## [TASK REQUIREMENTS]
Pull every line containing the word "Manufacturing" from the records.

## [EXERCISE INPUT]
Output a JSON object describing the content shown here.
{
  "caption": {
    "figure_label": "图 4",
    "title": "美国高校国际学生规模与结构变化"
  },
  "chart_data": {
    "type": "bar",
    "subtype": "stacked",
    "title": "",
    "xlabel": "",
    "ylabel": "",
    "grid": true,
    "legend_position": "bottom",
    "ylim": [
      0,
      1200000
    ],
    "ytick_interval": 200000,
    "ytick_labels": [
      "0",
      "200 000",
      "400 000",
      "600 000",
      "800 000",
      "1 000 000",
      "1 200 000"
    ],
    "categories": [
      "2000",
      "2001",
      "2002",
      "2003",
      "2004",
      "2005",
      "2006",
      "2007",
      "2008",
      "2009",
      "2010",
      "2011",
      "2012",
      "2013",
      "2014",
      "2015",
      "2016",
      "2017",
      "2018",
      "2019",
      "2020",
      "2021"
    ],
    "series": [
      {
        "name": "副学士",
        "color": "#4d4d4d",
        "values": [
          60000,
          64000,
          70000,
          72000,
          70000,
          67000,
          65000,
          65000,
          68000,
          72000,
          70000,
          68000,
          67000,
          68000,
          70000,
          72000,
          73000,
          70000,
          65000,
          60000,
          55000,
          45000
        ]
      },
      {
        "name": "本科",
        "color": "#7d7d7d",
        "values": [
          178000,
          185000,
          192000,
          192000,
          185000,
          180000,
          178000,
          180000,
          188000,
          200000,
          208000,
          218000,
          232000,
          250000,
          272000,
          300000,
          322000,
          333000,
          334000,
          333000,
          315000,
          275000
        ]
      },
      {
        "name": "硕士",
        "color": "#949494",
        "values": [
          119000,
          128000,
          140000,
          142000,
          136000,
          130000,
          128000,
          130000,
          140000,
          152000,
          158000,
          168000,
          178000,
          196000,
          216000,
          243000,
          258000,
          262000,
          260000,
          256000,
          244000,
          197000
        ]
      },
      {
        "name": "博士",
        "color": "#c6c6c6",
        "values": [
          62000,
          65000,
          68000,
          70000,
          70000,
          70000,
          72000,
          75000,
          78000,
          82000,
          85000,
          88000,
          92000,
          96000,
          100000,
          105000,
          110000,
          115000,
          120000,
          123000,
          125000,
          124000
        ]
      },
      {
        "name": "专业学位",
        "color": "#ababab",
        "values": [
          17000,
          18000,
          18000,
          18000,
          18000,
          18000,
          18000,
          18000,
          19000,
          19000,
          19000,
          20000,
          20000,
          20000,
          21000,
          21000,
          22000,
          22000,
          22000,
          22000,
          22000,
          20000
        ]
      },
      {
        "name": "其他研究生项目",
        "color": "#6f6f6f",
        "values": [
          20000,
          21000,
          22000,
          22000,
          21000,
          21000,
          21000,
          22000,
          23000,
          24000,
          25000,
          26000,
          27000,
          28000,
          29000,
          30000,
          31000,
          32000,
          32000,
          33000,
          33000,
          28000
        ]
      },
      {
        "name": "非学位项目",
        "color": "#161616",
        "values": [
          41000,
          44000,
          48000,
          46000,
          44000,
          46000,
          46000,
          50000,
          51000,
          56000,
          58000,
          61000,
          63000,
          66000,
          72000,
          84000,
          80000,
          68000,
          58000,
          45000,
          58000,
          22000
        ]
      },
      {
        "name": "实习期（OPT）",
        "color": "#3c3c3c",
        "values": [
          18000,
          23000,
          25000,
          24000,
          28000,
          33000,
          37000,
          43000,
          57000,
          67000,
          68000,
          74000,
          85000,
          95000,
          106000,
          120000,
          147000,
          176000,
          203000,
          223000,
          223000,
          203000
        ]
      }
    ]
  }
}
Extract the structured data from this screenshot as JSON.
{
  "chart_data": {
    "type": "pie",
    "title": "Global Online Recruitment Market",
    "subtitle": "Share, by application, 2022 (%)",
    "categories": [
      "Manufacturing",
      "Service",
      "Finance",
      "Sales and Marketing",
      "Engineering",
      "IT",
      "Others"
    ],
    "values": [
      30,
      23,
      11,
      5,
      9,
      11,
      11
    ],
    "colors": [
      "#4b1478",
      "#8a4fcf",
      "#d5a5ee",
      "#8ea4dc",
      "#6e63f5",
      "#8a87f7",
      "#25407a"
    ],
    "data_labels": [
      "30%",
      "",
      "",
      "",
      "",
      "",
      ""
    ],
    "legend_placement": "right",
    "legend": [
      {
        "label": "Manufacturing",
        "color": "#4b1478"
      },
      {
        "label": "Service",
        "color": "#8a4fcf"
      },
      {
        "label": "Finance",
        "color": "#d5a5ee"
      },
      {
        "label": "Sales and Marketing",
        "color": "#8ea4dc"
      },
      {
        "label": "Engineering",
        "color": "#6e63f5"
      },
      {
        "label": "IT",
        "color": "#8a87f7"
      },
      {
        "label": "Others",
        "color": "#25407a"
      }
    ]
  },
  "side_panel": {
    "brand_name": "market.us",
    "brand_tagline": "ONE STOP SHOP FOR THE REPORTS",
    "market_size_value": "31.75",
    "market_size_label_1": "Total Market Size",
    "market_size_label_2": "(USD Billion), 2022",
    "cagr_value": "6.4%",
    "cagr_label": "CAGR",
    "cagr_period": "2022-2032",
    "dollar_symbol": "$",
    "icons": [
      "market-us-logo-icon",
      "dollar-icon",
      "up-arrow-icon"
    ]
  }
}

## [FINAL ANSWER]
      "Manufacturing",
        "label": "Manufacturing",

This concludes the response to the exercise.